** Start of Entries provided **

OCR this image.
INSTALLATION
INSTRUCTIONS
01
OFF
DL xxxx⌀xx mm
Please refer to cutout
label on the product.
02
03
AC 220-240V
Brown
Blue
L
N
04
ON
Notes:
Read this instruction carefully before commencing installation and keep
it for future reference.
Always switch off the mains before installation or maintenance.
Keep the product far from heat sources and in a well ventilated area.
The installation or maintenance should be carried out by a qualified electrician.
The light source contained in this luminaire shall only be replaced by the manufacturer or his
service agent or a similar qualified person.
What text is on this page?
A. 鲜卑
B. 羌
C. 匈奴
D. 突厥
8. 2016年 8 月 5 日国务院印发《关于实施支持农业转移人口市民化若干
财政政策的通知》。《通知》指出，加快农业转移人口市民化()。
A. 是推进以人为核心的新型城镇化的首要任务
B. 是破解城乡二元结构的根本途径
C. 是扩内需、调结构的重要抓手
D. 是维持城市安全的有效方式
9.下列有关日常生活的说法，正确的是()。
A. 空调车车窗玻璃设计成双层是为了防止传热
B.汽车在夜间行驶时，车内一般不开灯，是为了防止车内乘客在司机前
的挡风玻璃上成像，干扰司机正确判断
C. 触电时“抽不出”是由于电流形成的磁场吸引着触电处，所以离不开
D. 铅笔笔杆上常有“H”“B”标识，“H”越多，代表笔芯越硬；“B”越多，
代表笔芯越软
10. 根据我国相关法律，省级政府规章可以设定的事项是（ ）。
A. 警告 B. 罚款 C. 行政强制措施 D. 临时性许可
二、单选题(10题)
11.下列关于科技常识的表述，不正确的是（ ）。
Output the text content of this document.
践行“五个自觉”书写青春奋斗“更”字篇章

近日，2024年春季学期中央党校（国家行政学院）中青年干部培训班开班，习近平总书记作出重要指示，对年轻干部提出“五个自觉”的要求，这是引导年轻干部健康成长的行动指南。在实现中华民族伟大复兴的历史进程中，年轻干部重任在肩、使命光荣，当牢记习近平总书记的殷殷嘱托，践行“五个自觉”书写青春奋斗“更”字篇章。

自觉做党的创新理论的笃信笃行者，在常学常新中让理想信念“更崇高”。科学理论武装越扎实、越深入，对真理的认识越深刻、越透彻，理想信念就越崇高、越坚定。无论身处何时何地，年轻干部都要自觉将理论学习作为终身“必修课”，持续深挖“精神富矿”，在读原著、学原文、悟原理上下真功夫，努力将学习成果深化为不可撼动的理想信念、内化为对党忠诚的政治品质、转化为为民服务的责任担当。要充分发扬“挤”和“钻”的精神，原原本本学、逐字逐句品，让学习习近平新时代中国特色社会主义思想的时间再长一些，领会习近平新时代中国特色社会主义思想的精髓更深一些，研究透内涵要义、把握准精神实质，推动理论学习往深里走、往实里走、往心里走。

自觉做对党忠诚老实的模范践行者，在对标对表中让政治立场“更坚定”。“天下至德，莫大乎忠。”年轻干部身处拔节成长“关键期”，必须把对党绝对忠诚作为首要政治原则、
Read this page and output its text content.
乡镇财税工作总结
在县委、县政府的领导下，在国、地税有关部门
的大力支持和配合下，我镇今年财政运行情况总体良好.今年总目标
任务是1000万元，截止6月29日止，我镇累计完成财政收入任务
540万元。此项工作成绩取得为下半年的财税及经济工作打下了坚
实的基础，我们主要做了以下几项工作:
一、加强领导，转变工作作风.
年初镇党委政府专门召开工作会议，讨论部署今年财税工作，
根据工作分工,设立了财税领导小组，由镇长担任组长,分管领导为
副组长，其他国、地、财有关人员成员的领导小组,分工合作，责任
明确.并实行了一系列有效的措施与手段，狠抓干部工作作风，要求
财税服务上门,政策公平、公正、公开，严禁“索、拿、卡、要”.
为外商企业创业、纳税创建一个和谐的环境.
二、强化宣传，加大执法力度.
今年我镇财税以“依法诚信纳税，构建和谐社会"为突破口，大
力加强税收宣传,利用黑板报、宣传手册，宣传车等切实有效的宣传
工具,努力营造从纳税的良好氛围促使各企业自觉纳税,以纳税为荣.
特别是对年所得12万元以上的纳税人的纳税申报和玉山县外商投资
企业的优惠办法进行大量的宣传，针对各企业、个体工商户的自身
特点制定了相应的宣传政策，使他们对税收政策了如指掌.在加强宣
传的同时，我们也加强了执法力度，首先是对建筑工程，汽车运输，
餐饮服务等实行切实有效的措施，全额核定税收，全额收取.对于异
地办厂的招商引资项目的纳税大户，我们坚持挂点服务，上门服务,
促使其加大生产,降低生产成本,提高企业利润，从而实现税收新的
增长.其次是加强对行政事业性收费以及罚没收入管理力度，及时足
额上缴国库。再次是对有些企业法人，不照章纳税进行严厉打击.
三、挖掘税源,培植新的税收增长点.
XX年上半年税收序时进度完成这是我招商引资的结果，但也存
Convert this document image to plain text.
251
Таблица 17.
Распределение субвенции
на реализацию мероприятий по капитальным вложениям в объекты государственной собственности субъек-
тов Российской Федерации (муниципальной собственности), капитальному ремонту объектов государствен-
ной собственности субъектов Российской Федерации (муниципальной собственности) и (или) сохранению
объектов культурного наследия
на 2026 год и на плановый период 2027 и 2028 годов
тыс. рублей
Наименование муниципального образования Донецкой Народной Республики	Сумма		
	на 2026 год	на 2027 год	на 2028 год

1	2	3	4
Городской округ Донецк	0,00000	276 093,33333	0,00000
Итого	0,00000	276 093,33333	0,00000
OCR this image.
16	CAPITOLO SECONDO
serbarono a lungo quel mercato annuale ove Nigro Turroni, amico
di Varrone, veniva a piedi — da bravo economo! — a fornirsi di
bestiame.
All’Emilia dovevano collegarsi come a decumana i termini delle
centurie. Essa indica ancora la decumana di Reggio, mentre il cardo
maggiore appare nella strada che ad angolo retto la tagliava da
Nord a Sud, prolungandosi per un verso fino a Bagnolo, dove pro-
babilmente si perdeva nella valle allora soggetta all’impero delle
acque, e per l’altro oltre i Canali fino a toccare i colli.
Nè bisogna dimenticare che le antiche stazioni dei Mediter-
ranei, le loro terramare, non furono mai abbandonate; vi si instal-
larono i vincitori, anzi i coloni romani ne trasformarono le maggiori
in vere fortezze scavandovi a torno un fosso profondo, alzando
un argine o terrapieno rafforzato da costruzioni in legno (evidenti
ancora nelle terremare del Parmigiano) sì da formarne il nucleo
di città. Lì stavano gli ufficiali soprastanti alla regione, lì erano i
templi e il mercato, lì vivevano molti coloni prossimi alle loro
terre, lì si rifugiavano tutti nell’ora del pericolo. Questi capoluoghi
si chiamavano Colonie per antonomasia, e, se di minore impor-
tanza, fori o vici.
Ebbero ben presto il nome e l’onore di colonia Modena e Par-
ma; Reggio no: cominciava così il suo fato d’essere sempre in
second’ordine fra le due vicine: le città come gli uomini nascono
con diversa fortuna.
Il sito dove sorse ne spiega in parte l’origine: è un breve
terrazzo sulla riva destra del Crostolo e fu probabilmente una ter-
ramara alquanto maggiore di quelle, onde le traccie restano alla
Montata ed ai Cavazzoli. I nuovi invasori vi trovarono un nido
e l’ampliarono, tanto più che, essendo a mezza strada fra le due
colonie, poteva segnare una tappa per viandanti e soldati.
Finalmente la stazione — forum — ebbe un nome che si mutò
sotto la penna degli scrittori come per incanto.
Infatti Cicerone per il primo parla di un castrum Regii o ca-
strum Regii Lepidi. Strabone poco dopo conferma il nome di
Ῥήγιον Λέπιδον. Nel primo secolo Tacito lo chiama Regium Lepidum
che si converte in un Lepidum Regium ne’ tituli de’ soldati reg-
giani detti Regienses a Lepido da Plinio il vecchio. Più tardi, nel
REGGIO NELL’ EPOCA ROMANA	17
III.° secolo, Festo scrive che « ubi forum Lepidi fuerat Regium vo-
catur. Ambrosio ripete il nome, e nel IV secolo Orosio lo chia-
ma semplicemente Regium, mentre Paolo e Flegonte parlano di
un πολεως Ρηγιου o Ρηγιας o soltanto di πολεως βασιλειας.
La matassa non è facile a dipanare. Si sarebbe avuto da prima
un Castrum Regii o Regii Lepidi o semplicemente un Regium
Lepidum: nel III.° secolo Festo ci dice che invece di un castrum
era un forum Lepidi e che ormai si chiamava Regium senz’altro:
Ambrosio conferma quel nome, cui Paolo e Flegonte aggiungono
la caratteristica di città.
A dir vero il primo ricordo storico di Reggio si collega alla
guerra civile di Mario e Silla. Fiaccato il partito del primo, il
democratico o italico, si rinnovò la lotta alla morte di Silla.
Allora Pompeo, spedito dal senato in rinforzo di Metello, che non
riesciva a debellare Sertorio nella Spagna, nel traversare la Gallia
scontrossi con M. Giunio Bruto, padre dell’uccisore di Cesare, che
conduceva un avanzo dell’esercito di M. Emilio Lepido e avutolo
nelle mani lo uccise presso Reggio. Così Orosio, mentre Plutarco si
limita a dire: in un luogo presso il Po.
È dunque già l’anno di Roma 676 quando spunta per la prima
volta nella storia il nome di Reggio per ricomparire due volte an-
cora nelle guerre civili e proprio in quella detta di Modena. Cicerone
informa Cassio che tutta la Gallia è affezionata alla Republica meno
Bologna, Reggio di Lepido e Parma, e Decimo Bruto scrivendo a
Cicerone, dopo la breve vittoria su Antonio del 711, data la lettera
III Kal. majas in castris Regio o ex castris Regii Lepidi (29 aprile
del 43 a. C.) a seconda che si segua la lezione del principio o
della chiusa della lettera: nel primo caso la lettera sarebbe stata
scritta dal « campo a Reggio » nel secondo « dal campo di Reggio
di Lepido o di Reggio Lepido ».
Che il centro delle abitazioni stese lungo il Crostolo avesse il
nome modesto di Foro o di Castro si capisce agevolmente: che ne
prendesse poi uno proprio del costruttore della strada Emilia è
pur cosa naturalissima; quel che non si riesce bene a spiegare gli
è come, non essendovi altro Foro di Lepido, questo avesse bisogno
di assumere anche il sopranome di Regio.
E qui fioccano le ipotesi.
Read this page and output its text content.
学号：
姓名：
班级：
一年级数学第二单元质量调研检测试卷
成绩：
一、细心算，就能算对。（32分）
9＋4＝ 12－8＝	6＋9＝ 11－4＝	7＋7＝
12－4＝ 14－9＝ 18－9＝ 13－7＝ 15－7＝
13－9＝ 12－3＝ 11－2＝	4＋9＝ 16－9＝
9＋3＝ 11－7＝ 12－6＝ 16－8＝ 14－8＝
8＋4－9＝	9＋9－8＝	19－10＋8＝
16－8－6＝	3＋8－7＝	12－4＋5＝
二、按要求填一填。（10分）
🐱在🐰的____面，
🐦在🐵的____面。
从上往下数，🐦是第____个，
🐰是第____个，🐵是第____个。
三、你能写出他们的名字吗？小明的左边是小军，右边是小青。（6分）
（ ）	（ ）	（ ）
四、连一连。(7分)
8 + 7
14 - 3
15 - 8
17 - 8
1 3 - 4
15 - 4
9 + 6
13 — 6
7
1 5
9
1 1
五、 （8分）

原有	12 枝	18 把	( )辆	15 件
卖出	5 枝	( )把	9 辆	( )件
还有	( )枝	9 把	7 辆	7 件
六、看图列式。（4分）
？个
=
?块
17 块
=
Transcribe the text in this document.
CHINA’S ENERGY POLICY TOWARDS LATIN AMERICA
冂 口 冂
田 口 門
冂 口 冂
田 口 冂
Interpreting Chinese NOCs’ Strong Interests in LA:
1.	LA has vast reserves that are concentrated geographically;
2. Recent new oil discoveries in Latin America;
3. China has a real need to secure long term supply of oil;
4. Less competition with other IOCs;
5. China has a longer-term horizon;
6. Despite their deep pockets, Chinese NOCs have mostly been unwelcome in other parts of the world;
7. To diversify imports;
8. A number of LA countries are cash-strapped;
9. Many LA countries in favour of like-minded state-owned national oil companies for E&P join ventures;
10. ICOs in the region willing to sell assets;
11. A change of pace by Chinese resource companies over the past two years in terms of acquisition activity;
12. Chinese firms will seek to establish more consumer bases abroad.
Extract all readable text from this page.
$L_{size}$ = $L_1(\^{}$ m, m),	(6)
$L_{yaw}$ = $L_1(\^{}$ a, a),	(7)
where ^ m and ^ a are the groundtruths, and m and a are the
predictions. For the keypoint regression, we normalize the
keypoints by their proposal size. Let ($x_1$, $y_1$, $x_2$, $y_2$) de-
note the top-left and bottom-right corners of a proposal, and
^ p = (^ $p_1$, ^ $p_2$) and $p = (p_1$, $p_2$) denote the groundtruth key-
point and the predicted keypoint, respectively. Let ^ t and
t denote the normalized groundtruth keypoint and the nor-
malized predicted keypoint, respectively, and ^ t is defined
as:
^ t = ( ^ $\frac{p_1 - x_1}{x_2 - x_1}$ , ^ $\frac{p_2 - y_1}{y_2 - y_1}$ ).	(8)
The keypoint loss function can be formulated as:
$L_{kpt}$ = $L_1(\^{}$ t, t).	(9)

** End of Entries provided **

Copy each line of the listing that contains the string "from".

Keep the product far from heat sources and in a well ventilated area.
Extract all readable text from this page.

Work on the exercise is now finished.